--- BEGIN ---
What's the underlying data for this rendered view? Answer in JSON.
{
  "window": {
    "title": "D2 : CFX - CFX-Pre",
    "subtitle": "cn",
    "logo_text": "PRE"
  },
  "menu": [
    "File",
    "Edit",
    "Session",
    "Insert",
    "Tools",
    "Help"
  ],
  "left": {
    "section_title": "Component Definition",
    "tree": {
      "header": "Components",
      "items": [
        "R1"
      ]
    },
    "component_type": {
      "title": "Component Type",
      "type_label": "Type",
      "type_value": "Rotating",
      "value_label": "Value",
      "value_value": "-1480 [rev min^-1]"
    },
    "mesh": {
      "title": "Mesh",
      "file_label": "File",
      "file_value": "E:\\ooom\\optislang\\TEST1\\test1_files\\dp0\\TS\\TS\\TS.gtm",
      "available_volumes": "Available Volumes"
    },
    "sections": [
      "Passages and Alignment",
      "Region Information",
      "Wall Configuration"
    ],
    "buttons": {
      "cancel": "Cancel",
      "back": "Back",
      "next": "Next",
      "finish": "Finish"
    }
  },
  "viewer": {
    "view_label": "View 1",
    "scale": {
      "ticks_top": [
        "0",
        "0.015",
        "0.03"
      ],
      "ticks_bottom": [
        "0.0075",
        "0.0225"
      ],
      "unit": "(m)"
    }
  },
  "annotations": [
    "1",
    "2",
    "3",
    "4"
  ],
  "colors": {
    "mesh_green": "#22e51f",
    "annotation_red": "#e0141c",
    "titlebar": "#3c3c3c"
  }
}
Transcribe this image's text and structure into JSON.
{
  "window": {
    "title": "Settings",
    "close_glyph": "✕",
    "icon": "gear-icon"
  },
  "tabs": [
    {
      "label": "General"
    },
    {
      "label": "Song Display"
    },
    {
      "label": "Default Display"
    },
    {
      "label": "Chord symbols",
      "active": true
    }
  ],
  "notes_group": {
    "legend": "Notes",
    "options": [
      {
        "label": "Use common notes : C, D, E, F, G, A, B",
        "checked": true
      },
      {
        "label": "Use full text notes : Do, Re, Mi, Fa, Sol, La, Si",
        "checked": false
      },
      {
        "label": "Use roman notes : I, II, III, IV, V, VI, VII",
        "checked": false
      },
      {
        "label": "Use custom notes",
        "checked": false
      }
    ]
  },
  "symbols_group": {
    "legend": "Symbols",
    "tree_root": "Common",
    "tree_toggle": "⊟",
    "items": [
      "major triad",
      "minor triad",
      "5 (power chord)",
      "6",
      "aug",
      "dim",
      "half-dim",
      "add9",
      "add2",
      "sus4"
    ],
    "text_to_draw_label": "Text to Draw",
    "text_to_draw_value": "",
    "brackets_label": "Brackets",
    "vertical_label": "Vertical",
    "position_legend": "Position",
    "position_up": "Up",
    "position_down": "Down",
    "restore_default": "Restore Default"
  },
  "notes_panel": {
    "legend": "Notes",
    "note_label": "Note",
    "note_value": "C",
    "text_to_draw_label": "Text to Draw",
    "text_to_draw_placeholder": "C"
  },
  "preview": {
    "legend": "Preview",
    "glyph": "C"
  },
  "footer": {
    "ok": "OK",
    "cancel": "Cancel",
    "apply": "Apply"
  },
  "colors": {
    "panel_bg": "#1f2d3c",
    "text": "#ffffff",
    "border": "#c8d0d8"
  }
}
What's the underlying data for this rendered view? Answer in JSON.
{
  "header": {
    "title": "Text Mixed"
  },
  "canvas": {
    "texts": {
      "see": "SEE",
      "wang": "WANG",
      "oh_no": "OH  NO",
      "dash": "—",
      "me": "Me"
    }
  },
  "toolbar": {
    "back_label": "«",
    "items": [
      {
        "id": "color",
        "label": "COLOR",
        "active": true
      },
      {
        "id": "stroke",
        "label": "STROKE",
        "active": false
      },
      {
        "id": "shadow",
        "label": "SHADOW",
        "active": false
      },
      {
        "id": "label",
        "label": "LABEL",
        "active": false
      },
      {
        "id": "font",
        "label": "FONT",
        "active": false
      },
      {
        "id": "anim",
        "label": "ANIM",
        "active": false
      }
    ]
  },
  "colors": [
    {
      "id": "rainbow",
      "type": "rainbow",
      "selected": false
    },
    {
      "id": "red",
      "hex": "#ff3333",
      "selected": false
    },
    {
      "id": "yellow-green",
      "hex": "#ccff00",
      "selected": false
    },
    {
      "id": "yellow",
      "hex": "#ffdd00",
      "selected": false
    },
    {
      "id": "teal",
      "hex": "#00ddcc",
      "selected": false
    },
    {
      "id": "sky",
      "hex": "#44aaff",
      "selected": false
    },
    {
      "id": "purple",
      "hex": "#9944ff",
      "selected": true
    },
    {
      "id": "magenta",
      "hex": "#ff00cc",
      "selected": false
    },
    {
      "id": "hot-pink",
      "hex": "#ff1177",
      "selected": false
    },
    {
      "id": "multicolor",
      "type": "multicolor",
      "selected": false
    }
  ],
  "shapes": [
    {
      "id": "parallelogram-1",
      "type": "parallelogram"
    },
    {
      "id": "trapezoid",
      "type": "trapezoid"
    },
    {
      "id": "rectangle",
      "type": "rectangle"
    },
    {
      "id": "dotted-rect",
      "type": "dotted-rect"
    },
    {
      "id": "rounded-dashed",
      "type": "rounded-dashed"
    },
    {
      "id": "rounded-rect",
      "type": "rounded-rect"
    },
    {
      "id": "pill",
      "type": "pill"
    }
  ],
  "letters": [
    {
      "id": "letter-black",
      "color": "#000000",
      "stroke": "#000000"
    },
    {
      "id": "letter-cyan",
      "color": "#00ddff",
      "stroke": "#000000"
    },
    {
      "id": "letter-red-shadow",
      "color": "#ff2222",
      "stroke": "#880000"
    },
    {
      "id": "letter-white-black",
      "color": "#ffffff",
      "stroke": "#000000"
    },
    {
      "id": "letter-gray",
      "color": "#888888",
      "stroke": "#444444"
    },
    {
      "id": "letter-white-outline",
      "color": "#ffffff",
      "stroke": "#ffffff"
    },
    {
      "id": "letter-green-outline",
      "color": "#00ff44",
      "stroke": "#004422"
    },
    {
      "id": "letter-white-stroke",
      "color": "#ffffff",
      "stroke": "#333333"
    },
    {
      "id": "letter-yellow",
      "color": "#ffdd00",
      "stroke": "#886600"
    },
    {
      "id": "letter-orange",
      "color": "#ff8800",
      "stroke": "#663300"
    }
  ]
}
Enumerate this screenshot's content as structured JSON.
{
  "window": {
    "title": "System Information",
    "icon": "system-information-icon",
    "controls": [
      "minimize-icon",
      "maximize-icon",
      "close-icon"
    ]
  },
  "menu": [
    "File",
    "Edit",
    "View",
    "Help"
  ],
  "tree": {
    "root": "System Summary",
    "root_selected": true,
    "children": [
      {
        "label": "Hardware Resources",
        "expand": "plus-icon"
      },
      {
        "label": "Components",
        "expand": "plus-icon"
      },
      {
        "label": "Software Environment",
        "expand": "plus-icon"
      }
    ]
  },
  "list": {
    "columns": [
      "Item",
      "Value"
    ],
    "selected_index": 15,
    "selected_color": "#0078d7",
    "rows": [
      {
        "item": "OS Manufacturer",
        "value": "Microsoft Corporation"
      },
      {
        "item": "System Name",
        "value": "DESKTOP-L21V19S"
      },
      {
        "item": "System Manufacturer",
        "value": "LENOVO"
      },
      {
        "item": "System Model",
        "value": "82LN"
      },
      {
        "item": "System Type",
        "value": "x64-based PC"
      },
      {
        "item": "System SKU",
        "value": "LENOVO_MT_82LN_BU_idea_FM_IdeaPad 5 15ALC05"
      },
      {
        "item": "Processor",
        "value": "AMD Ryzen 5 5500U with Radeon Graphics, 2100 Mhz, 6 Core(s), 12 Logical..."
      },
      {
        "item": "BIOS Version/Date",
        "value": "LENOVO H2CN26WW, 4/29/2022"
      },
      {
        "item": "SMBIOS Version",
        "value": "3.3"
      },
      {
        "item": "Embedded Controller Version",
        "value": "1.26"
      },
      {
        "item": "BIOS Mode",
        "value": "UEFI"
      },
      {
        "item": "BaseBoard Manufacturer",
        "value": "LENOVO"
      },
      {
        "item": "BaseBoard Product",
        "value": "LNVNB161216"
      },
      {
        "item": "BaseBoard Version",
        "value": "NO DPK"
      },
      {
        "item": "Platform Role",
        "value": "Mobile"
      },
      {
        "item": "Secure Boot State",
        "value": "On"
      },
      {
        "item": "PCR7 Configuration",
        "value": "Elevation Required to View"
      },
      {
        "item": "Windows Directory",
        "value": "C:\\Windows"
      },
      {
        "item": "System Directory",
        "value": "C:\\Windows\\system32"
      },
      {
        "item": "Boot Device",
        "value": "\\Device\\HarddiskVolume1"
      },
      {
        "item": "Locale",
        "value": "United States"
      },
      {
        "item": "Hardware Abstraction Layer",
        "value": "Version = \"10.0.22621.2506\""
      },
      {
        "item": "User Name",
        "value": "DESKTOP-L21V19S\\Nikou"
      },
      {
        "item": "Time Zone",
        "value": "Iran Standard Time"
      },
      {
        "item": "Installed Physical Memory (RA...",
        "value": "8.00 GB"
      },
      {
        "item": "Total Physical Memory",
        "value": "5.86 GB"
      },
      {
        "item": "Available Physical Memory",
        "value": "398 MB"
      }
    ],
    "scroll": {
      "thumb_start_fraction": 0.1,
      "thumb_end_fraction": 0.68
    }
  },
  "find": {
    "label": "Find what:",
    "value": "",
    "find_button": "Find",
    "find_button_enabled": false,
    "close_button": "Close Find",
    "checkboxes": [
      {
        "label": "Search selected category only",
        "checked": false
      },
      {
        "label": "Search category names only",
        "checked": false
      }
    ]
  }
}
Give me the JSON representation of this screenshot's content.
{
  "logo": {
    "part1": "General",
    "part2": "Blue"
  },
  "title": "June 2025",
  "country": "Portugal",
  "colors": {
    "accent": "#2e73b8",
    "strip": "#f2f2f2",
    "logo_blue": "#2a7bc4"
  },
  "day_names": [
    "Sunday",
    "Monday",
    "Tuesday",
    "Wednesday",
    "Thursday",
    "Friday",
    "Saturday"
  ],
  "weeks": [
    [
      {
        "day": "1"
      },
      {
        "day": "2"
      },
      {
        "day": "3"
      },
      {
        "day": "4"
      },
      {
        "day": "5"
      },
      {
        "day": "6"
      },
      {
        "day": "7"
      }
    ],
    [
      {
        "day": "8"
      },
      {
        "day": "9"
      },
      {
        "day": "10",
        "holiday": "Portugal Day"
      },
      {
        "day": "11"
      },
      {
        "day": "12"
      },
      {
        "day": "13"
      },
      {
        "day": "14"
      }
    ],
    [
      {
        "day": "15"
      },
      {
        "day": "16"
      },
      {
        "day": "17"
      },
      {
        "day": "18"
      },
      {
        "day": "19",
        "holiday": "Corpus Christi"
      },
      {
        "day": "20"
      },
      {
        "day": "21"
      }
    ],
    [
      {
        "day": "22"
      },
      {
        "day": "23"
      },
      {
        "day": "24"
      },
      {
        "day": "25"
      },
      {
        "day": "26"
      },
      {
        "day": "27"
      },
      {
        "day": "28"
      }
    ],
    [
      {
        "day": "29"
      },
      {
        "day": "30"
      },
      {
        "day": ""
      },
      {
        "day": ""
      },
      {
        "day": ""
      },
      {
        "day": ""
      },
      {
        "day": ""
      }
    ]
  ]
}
--- END ---
PROBLEM TO SOLVE: Search the records above for "black". Copy each line where it is found.

RIGHT ANSWER:
      "id": "letter-black",
      "id": "letter-white-black",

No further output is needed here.